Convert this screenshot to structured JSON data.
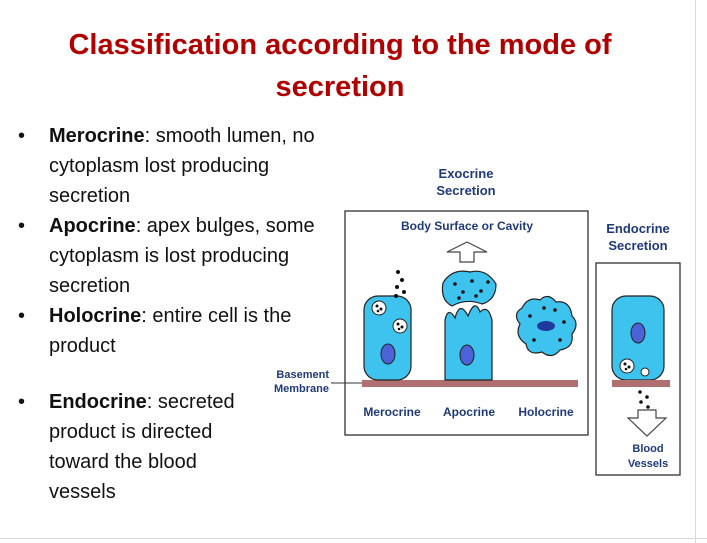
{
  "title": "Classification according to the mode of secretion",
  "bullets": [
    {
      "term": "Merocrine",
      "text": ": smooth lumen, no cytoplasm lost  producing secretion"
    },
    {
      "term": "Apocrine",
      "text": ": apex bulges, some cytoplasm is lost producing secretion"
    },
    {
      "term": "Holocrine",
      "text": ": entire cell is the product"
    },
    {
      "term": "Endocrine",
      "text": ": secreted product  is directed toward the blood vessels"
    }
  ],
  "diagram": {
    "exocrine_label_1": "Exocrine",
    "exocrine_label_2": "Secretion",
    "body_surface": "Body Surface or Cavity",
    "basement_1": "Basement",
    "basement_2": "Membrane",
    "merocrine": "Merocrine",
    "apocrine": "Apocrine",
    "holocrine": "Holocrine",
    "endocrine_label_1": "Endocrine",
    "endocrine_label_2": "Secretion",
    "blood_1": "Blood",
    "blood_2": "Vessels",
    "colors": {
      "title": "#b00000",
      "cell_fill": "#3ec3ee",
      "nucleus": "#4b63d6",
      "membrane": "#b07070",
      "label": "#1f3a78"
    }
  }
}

+ + + + + + +

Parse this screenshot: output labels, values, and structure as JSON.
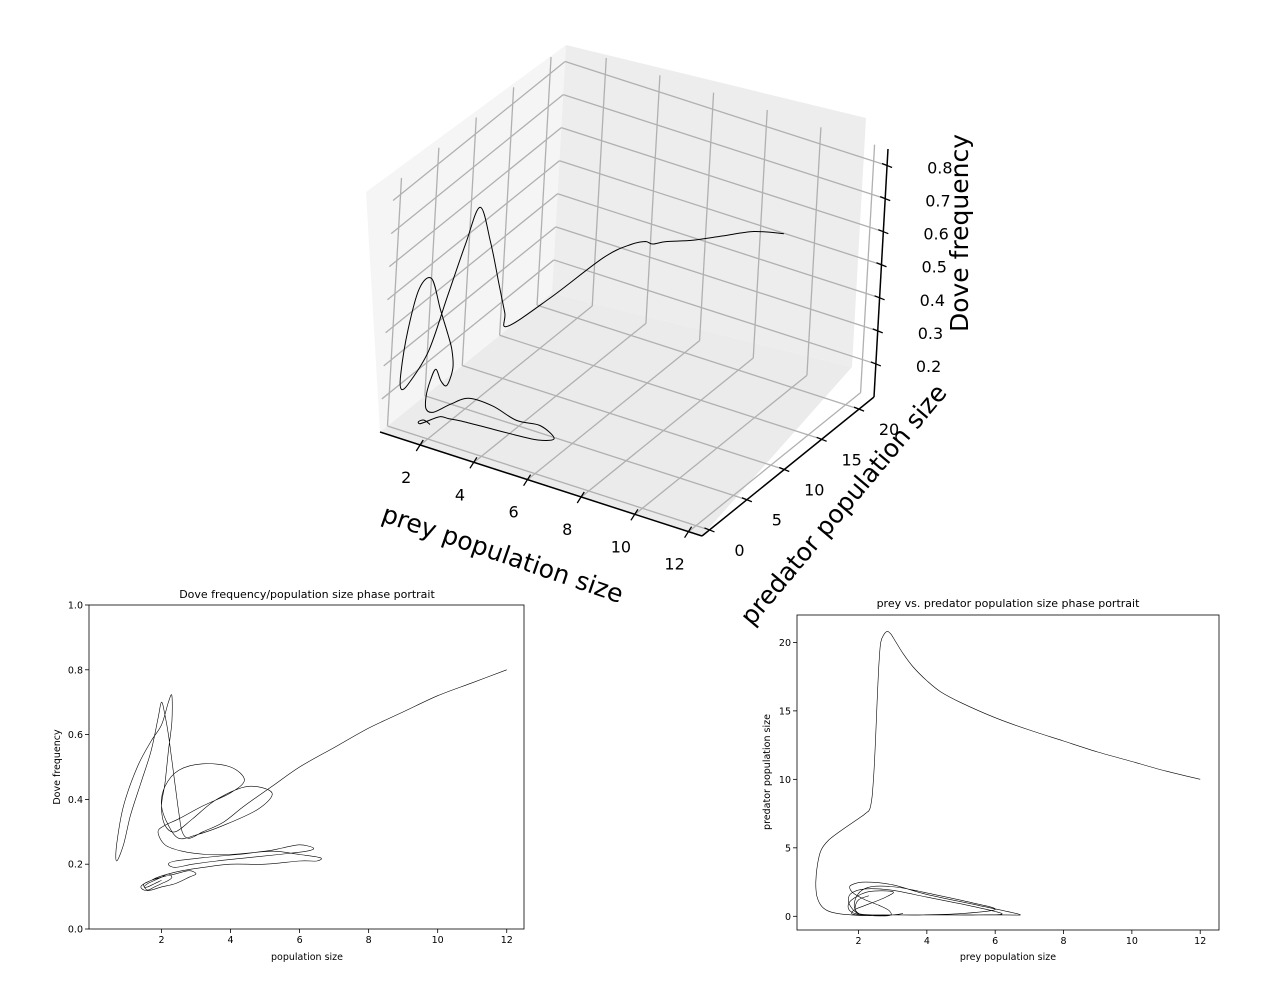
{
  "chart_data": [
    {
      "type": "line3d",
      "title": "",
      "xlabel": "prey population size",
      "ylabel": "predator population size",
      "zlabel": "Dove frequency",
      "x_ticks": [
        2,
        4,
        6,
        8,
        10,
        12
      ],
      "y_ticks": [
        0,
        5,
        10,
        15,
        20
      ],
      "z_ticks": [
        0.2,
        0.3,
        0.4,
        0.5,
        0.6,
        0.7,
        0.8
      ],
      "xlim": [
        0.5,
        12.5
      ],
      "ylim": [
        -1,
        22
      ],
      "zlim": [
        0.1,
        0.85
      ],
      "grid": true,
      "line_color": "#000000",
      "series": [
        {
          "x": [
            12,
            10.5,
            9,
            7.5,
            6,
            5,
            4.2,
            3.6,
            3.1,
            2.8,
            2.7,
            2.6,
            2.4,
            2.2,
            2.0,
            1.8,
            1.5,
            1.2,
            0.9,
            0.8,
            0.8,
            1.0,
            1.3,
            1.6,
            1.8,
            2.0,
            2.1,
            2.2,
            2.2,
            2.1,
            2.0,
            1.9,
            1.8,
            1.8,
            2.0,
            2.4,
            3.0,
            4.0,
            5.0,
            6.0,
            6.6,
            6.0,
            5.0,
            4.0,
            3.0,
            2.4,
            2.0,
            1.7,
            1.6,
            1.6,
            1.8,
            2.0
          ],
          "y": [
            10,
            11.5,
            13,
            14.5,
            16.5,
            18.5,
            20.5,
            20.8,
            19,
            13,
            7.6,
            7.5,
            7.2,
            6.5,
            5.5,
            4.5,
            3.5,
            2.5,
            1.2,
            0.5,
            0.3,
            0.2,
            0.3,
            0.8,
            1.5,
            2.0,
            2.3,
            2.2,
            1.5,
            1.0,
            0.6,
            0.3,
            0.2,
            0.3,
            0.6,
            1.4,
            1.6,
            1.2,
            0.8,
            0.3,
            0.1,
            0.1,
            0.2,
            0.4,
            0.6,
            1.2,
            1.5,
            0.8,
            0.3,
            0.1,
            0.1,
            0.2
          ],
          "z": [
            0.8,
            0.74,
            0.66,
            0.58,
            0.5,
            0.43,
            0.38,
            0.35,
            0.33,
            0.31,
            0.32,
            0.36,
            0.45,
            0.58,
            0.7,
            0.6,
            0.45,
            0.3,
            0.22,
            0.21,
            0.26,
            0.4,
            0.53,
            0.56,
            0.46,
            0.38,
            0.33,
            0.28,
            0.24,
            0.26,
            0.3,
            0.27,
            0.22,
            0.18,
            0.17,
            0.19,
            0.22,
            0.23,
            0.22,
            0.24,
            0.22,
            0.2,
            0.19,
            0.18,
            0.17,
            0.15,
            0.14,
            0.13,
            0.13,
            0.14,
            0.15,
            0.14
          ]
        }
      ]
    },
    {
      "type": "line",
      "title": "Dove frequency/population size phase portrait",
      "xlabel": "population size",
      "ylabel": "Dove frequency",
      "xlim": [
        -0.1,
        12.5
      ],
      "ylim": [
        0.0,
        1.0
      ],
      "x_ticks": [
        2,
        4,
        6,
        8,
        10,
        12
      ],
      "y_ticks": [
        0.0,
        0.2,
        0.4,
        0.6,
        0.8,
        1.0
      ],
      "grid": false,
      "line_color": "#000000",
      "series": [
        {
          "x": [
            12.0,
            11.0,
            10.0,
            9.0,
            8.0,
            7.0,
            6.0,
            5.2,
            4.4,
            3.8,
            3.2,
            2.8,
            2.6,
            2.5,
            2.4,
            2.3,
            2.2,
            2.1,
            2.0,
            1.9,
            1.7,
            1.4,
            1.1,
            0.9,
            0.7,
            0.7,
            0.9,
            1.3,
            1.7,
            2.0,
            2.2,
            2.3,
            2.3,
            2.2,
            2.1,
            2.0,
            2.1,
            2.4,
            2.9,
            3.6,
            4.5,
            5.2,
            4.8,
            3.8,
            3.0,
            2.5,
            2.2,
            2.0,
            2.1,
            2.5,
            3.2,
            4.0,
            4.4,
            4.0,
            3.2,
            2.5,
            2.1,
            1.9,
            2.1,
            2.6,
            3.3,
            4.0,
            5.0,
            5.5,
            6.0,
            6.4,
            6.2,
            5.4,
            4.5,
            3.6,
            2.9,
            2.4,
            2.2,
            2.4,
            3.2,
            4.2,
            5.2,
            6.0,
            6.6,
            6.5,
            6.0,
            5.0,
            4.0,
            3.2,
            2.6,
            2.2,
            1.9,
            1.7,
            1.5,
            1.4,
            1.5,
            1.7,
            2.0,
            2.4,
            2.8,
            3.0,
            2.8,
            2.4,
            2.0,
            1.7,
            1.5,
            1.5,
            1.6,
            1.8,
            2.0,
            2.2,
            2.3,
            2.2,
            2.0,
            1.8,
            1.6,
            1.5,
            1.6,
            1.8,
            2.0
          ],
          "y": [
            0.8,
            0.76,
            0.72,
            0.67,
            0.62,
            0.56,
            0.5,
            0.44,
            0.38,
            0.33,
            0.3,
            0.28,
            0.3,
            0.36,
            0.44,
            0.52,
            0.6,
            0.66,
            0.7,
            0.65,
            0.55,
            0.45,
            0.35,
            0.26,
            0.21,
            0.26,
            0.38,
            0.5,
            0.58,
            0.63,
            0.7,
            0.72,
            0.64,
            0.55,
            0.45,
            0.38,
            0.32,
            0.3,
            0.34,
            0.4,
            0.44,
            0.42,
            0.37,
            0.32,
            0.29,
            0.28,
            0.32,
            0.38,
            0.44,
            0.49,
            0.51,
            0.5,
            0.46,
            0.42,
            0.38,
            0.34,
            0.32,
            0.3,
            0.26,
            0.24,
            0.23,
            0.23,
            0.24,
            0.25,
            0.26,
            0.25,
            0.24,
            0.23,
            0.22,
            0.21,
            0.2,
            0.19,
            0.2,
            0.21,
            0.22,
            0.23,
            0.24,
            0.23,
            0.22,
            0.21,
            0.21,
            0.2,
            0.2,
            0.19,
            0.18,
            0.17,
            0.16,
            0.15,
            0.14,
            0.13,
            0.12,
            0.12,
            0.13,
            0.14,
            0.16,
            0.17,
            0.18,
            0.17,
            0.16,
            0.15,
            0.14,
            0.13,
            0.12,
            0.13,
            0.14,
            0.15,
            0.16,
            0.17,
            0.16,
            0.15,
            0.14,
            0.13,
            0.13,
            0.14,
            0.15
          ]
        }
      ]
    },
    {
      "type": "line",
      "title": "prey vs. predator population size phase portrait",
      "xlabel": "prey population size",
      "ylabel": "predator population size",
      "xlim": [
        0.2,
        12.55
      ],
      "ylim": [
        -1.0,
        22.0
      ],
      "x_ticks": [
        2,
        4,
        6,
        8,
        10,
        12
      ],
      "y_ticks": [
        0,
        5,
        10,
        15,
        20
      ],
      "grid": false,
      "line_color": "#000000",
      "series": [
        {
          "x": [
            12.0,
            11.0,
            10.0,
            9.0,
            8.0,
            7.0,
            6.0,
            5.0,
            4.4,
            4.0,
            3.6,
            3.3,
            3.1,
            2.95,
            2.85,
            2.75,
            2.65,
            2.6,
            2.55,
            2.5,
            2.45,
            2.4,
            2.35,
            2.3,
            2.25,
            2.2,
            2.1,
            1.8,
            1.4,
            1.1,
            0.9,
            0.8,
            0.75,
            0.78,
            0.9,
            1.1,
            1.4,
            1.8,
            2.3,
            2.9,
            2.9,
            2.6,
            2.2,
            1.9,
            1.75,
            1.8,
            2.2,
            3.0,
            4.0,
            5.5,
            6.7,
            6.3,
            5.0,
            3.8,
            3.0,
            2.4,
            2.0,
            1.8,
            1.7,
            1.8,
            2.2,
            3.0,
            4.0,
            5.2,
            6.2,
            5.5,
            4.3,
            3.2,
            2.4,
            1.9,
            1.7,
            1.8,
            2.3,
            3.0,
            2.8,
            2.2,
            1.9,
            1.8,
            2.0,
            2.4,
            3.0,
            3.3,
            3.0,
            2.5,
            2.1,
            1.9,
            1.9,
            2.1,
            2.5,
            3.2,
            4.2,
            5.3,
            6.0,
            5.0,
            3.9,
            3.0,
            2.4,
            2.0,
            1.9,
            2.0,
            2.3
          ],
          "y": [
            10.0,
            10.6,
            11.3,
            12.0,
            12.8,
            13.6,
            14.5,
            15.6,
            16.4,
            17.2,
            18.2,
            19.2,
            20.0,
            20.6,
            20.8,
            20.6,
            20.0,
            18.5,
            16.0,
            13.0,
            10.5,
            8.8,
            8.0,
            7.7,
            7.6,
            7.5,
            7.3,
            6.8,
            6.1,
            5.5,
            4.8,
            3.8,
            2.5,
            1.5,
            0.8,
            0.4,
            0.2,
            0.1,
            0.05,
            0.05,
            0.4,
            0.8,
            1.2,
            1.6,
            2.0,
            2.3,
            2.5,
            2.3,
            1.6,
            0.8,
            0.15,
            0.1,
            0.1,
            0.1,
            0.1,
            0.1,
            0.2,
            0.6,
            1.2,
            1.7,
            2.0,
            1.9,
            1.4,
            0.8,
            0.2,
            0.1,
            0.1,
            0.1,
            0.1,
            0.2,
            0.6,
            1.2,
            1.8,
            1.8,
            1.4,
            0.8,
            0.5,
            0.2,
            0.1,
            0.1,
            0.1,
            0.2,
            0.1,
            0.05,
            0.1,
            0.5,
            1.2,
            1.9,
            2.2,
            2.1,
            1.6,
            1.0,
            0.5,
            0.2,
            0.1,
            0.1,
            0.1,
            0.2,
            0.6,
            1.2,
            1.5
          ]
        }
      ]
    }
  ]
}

+ + + + + + +

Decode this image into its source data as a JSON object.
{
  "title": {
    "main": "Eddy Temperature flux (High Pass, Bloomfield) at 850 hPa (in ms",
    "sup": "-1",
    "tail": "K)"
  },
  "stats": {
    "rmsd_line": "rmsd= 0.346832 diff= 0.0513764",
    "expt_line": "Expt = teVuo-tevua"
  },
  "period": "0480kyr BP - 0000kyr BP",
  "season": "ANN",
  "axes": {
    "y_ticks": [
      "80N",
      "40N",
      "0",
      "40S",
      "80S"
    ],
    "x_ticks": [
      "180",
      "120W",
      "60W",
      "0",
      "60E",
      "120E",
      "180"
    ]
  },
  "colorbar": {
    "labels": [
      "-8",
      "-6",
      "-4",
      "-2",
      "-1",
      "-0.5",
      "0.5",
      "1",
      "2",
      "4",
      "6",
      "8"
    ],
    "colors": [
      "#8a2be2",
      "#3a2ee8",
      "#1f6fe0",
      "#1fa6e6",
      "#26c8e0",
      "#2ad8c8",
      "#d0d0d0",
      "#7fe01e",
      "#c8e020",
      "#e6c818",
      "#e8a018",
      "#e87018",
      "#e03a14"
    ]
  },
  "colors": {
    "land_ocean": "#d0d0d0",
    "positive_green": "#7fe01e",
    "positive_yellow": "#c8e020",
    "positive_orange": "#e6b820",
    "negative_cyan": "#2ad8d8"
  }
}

+ + + + + + +

▶ AIM: Copy every line in the listing above where the string "Merocrine" turns up.

▶ WRITTEN SOLUTION:
      "term": "Merocrine",
    "merocrine": "Merocrine",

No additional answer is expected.